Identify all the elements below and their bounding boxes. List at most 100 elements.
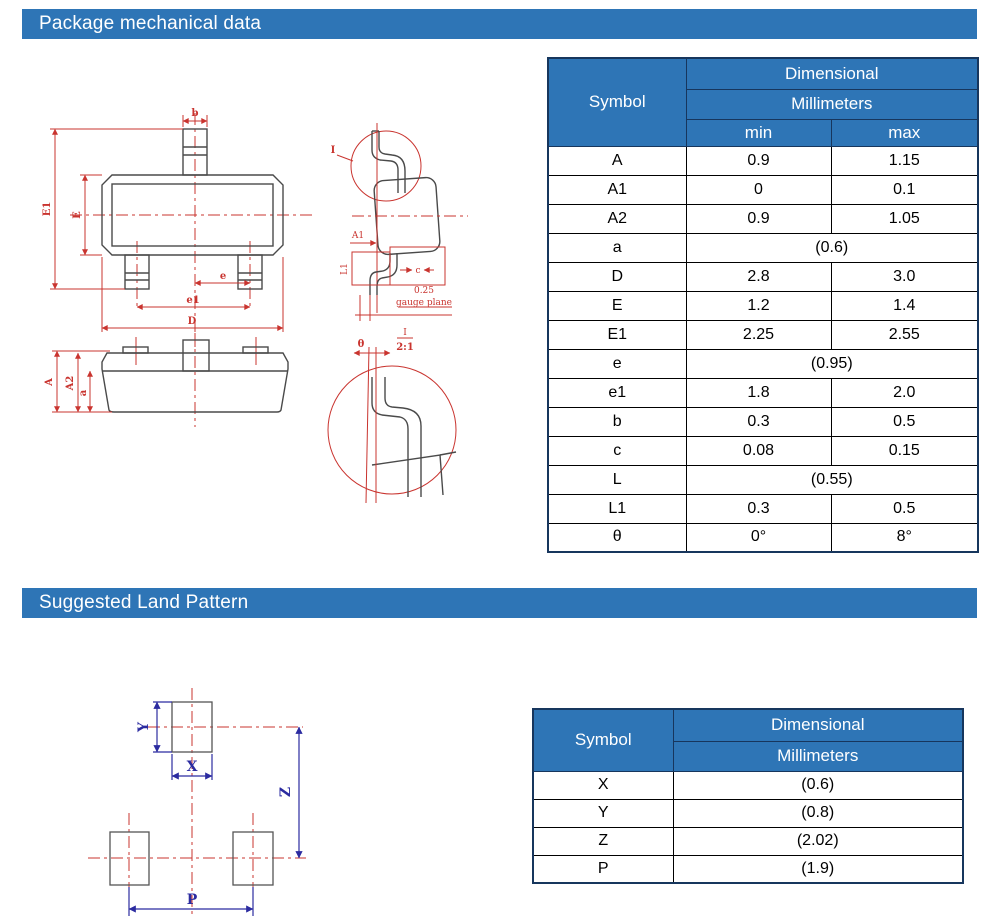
land-header-millimeters: Millimeters <box>672 740 964 772</box>
section-header-package-mechanical-data: Package mechanical data <box>22 9 977 39</box>
symbol-cell: θ <box>547 522 687 553</box>
symbol-cell: P <box>532 854 674 884</box>
symbol-cell: L1 <box>547 493 687 524</box>
symbol-cell: Y <box>532 798 674 828</box>
table-header-row: min max <box>548 118 979 147</box>
value-cell: (0.95) <box>685 348 979 379</box>
dim-label-D: D <box>188 316 197 327</box>
top-lead <box>182 128 208 176</box>
table-header-row: Symbol Dimensional <box>547 57 979 147</box>
dim-label-e1: e1 <box>186 295 199 306</box>
dim-label-L1: L1 <box>340 263 350 275</box>
detail-circle <box>327 365 457 495</box>
L1-annotation-box <box>351 251 391 286</box>
land-header-dimensional: Dimensional <box>672 708 964 742</box>
front-right-lead-stub <box>242 346 269 354</box>
dim-label-c: c <box>415 266 420 276</box>
table-row: P (1.9) <box>532 854 964 884</box>
max-cell: 0.5 <box>830 493 979 524</box>
front-view-drawing: A A2 a <box>44 333 289 427</box>
table-row: E1 2.25 2.55 <box>547 319 979 350</box>
table-row: D 2.8 3.0 <box>547 261 979 292</box>
upper-lead-outline <box>371 131 399 193</box>
dim-label-b: b <box>192 108 199 119</box>
package-body-outline <box>101 174 284 256</box>
min-cell: 0.08 <box>685 435 832 466</box>
value-cell: (0.6) <box>685 232 979 263</box>
upper-lead-outline <box>378 131 406 193</box>
detail-scale-label: 2:1 <box>396 342 414 353</box>
dim-label-Z: Z <box>278 787 294 797</box>
table-row: b 0.3 0.5 <box>547 406 979 437</box>
bottom-right-pad <box>232 831 274 886</box>
min-cell: 0 <box>685 174 832 205</box>
detail-lead-outline <box>371 377 409 497</box>
bottom-left-lead <box>124 254 150 290</box>
max-cell: 3.0 <box>830 261 979 292</box>
mech-header-dimensional: Dimensional <box>685 57 979 90</box>
dim-label-A1: A1 <box>351 231 364 241</box>
mech-header-symbol: Symbol <box>547 57 687 147</box>
symbol-cell: X <box>532 770 674 800</box>
dim-label-A2: A2 <box>65 376 76 392</box>
dim-label-A: A <box>44 378 55 387</box>
table-row: X (0.6) <box>532 770 964 800</box>
mech-header-max: max <box>830 118 979 147</box>
table-row: c 0.08 0.15 <box>547 435 979 466</box>
dim-label-Y: Y <box>136 721 152 733</box>
table-header-row: Millimeters <box>548 88 979 120</box>
table-row: e (0.95) <box>547 348 979 379</box>
max-cell: 1.05 <box>830 203 979 234</box>
max-cell: 2.55 <box>830 319 979 350</box>
value-cell: (0.8) <box>672 798 964 828</box>
max-cell: 0.1 <box>830 174 979 205</box>
symbol-cell: E1 <box>547 319 687 350</box>
symbol-cell: Z <box>532 826 674 856</box>
table-row: θ 0° 8° <box>547 522 979 553</box>
dim-label-X: X <box>187 759 198 775</box>
symbol-cell: b <box>547 406 687 437</box>
table-row: A1 0 0.1 <box>547 174 979 205</box>
table-header-row: Millimeters <box>533 740 964 772</box>
dim-label-e: e <box>220 271 226 282</box>
min-cell: 2.8 <box>685 261 832 292</box>
callout-label-I: I <box>331 145 336 156</box>
section-title: Package mechanical data <box>39 13 262 34</box>
min-cell: 0.9 <box>685 145 832 176</box>
symbol-cell: e1 <box>547 377 687 408</box>
symbol-cell: A2 <box>547 203 687 234</box>
dim-label-theta: θ <box>358 339 365 350</box>
land-pattern-drawing: Y X Z P <box>88 688 306 916</box>
table-row: A 0.9 1.15 <box>547 145 979 176</box>
detail-callout-circle <box>350 130 422 202</box>
dim-label-P: P <box>187 892 198 908</box>
value-cell: (2.02) <box>672 826 964 856</box>
min-cell: 1.2 <box>685 290 832 321</box>
symbol-cell: A <box>547 145 687 176</box>
table-row: e1 1.8 2.0 <box>547 377 979 408</box>
lower-lead-outline <box>369 253 391 295</box>
min-cell: 2.25 <box>685 319 832 350</box>
value-cell: (1.9) <box>672 854 964 884</box>
gauge-plane-label: gauge plane <box>396 298 452 308</box>
package-body-inner <box>111 183 274 247</box>
min-cell: 0° <box>685 522 832 553</box>
section-header-suggested-land-pattern: Suggested Land Pattern <box>22 588 977 618</box>
mech-header-min: min <box>685 118 832 147</box>
max-cell: 0.15 <box>830 435 979 466</box>
value-cell: (0.6) <box>672 770 964 800</box>
min-cell: 0.3 <box>685 493 832 524</box>
max-cell: 8° <box>830 522 979 553</box>
detail-body-edge <box>439 451 457 456</box>
table-row: L1 0.3 0.5 <box>547 493 979 524</box>
table-row: Y (0.8) <box>532 798 964 828</box>
c-annotation-box <box>389 246 446 286</box>
side-view-drawing: I A1 L1 c 0.25 gauge plane <box>331 123 468 321</box>
detail-lead-outline <box>384 377 422 497</box>
min-cell: 0.3 <box>685 406 832 437</box>
symbol-cell: L <box>547 464 687 495</box>
value-cell: (0.55) <box>685 464 979 495</box>
min-cell: 1.8 <box>685 377 832 408</box>
land-header-symbol: Symbol <box>532 708 674 772</box>
table-header-row: Symbol Dimensional <box>532 708 964 772</box>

========================================

> [Consegna]:
Per favore, sostituisci "detail-lead-outline" con "detail-lead-contour" in tutto il materiale qui sopra e riportalo senza immagini, lasciando invariato tutto il resto.

> [Soluzione]:
Identify all the elements below and their bounding boxes. List at most 100 elements.
land-header-millimeters: Millimeters <box>672 740 964 772</box>
section-header-package-mechanical-data: Package mechanical data <box>22 9 977 39</box>
symbol-cell: θ <box>547 522 687 553</box>
symbol-cell: P <box>532 854 674 884</box>
symbol-cell: L1 <box>547 493 687 524</box>
symbol-cell: Y <box>532 798 674 828</box>
table-header-row: min max <box>548 118 979 147</box>
value-cell: (0.95) <box>685 348 979 379</box>
dim-label-D: D <box>188 316 197 327</box>
top-lead <box>182 128 208 176</box>
table-header-row: Symbol Dimensional <box>547 57 979 147</box>
dim-label-e1: e1 <box>186 295 199 306</box>
dim-label-L1: L1 <box>340 263 350 275</box>
detail-circle <box>327 365 457 495</box>
L1-annotation-box <box>351 251 391 286</box>
land-header-dimensional: Dimensional <box>672 708 964 742</box>
front-right-lead-stub <box>242 346 269 354</box>
dim-label-c: c <box>415 266 420 276</box>
table-row: P (1.9) <box>532 854 964 884</box>
max-cell: 0.5 <box>830 493 979 524</box>
front-view-drawing: A A2 a <box>44 333 289 427</box>
table-row: E1 2.25 2.55 <box>547 319 979 350</box>
table-row: D 2.8 3.0 <box>547 261 979 292</box>
upper-lead-outline <box>371 131 399 193</box>
dim-label-b: b <box>192 108 199 119</box>
package-body-outline <box>101 174 284 256</box>
min-cell: 0.08 <box>685 435 832 466</box>
value-cell: (0.6) <box>685 232 979 263</box>
upper-lead-outline <box>378 131 406 193</box>
detail-scale-label: 2:1 <box>396 342 414 353</box>
dim-label-Z: Z <box>278 787 294 797</box>
table-row: b 0.3 0.5 <box>547 406 979 437</box>
bottom-right-pad <box>232 831 274 886</box>
min-cell: 0 <box>685 174 832 205</box>
detail-lead-contour <box>371 377 409 497</box>
bottom-left-lead <box>124 254 150 290</box>
max-cell: 3.0 <box>830 261 979 292</box>
mech-header-dimensional: Dimensional <box>685 57 979 90</box>
dim-label-A1: A1 <box>351 231 364 241</box>
mech-header-symbol: Symbol <box>547 57 687 147</box>
symbol-cell: X <box>532 770 674 800</box>
dim-label-A2: A2 <box>65 376 76 392</box>
dim-label-A: A <box>44 378 55 387</box>
table-row: X (0.6) <box>532 770 964 800</box>
mech-header-max: max <box>830 118 979 147</box>
table-row: c 0.08 0.15 <box>547 435 979 466</box>
dim-label-Y: Y <box>136 721 152 733</box>
table-header-row: Millimeters <box>548 88 979 120</box>
table-row: e (0.95) <box>547 348 979 379</box>
max-cell: 1.05 <box>830 203 979 234</box>
max-cell: 2.55 <box>830 319 979 350</box>
value-cell: (0.8) <box>672 798 964 828</box>
max-cell: 0.1 <box>830 174 979 205</box>
symbol-cell: E1 <box>547 319 687 350</box>
symbol-cell: Z <box>532 826 674 856</box>
table-row: θ 0° 8° <box>547 522 979 553</box>
dim-label-X: X <box>187 759 198 775</box>
symbol-cell: b <box>547 406 687 437</box>
table-row: A1 0 0.1 <box>547 174 979 205</box>
table-header-row: Millimeters <box>533 740 964 772</box>
dim-label-e: e <box>220 271 226 282</box>
min-cell: 2.8 <box>685 261 832 292</box>
callout-label-I: I <box>331 145 336 156</box>
section-title: Package mechanical data <box>39 13 262 34</box>
min-cell: 0.9 <box>685 145 832 176</box>
symbol-cell: e1 <box>547 377 687 408</box>
symbol-cell: A2 <box>547 203 687 234</box>
dim-label-theta: θ <box>358 339 365 350</box>
land-pattern-drawing: Y X Z P <box>88 688 306 916</box>
table-row: A 0.9 1.15 <box>547 145 979 176</box>
detail-callout-circle <box>350 130 422 202</box>
dim-label-P: P <box>187 892 198 908</box>
value-cell: (2.02) <box>672 826 964 856</box>
min-cell: 1.2 <box>685 290 832 321</box>
symbol-cell: A <box>547 145 687 176</box>
table-row: e1 1.8 2.0 <box>547 377 979 408</box>
lower-lead-outline <box>369 253 391 295</box>
min-cell: 2.25 <box>685 319 832 350</box>
value-cell: (1.9) <box>672 854 964 884</box>
gauge-plane-label: gauge plane <box>396 298 452 308</box>
package-body-inner <box>111 183 274 247</box>
min-cell: 0° <box>685 522 832 553</box>
section-header-suggested-land-pattern: Suggested Land Pattern <box>22 588 977 618</box>
mech-header-min: min <box>685 118 832 147</box>
max-cell: 0.15 <box>830 435 979 466</box>
value-cell: (0.6) <box>672 770 964 800</box>
min-cell: 0.3 <box>685 493 832 524</box>
max-cell: 8° <box>830 522 979 553</box>
detail-body-edge <box>439 451 457 456</box>
table-row: L1 0.3 0.5 <box>547 493 979 524</box>
table-row: Y (0.8) <box>532 798 964 828</box>
c-annotation-box <box>389 246 446 286</box>
side-view-drawing: I A1 L1 c 0.25 gauge plane <box>331 123 468 321</box>
detail-lead-contour <box>384 377 422 497</box>
min-cell: 0.3 <box>685 406 832 437</box>
symbol-cell: L <box>547 464 687 495</box>
value-cell: (0.55) <box>685 464 979 495</box>
min-cell: 1.8 <box>685 377 832 408</box>
land-header-symbol: Symbol <box>532 708 674 772</box>
table-header-row: Symbol Dimensional <box>532 708 964 772</box>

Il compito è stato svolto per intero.